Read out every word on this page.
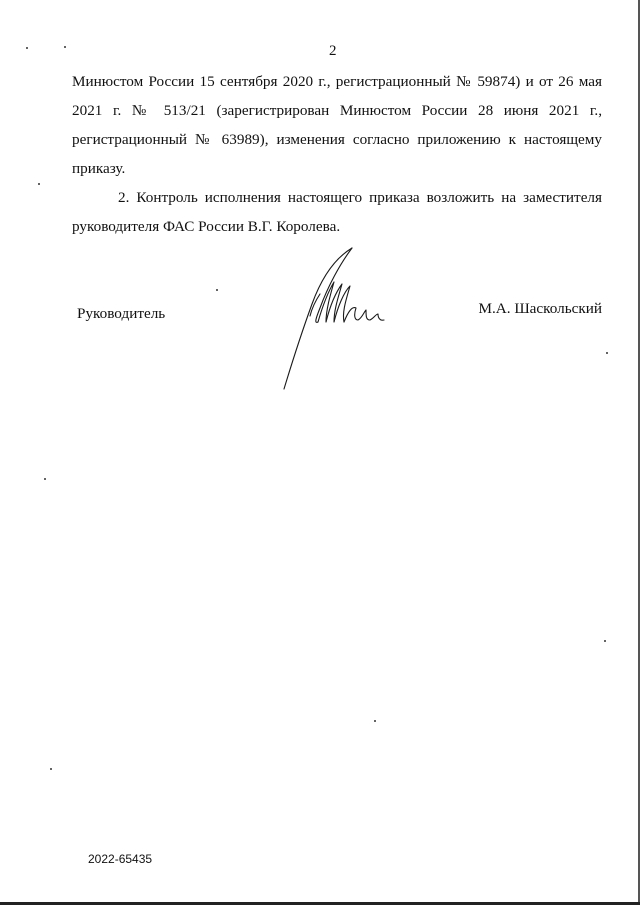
2

Минюстом России 15 сентября 2020 г., регистрационный № 59874) и от 26 мая 2021 г. № 513/21 (зарегистрирован Минюстом России 28 июня 2021 г., регистрационный № 63989), изменения согласно приложению к настоящему приказу.

2. Контроль исполнения настоящего приказа возложить на заместителя руководителя ФАС России В.Г. Королева.

Руководитель	М.А. Шаскольский
2022-65435
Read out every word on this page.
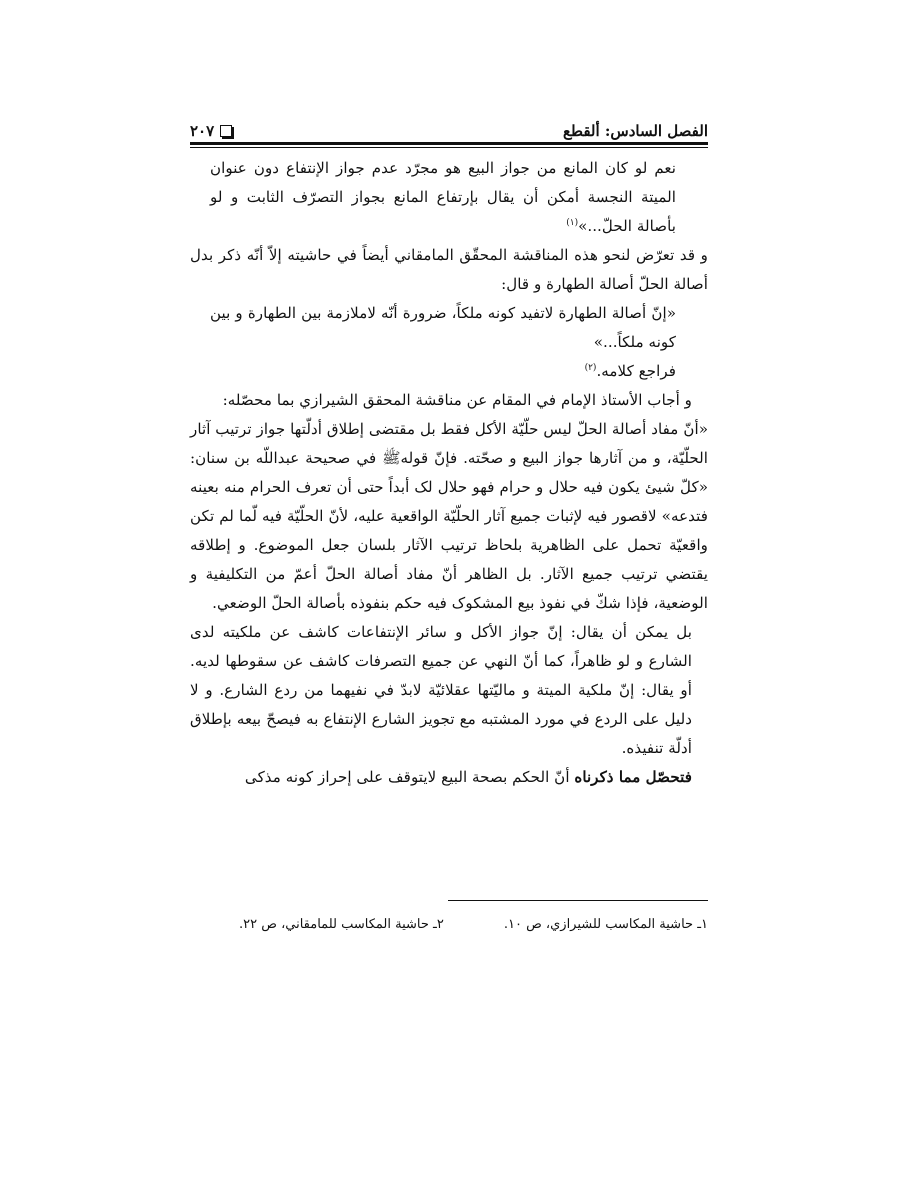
الفصل السادس: ألقطع
۲۰۷

نعم لو كان المانع من جواز البيع هو مجرّد عدم جواز الإنتفاع دون عنوان الميتة النجسة أمكن أن يقال بإرتفاع المانع بجواز التصرّف الثابت و لو بأصالة الحلّ...»$^{(۱)}$

و قد تعرّض لنحو هذه المناقشة المحقّق المامقاني أيضاً في حاشيته إلاّ أنّه ذكر بدل أصالة الحلّ أصالة الطهارة و قال:

«إنّ أصالة الطهارة لاتفيد كونه ملكاً، ضرورة أنّه لاملازمة بين الطهارة و بين كونه ملكاً...»

فراجع كلامه.$^{(۲)}$

و أجاب الأستاذ الإمام في المقام عن مناقشة المحقق الشيرازي بما محصّله:

«أنّ مفاد أصالة الحلّ ليس حلّيّة الأكل فقط بل مقتضى إطلاق أدلّتها جواز ترتيب آثار الحلّيّة، و من آثارها جواز البيع و صحّته. فإنّ قولهﷺ في صحيحة عبداللّه بن سنان: «كلّ شيئ يكون فيه حلال و حرام فهو حلال لک أبداً حتى أن تعرف الحرام منه بعينه فتدعه» لاقصور فيه لإثبات جميع آثار الحلّيّة الواقعية عليه، لأنّ الحلّيّة فيه لّما لم تكن واقعيّة تحمل على الظاهرية بلحاظ ترتيب الآثار بلسان جعل الموضوع. و إطلاقه يقتضي ترتيب جميع الآثار. بل الظاهر أنّ مفاد أصالة الحلّ أعمّ من التكليفية و الوضعية، فإذا شكّ في نفوذ بيع المشكوک فيه حكم بنفوذه بأصالة الحلّ الوضعي.

بل يمكن أن يقال: إنّ جواز الأكل و سائر الإنتفاعات كاشف عن ملكيته لدى الشارع و لو ظاهراً، كما أنّ النهي عن جميع التصرفات كاشف عن سقوطها لديه. أو يقال: إنّ ملكية الميتة و ماليّتها عقلائيّة لابدّ في نفيهما من ردع الشارع. و لا دليل على الردع في مورد المشتبه مع تجويز الشارع الإنتفاع به فيصحّ بيعه بإطلاق أدلّة تنفيذه.

فتحصّل مما ذكرناه أنّ الحكم بصحة البيع لايتوقف على إحراز كونه مذكى

۱ـ حاشية المكاسب للشيرازي، ص ۱۰.
۲ـ حاشية المكاسب للمامقاني، ص ۲۲.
_____
What this task involves —
Pull out all lines from the entries above in which the word "حاشية" appears.

Completed task —
۱ـ حاشية المكاسب للشيرازي، ص ۱۰.
۲ـ حاشية المكاسب للمامقاني، ص ۲۲.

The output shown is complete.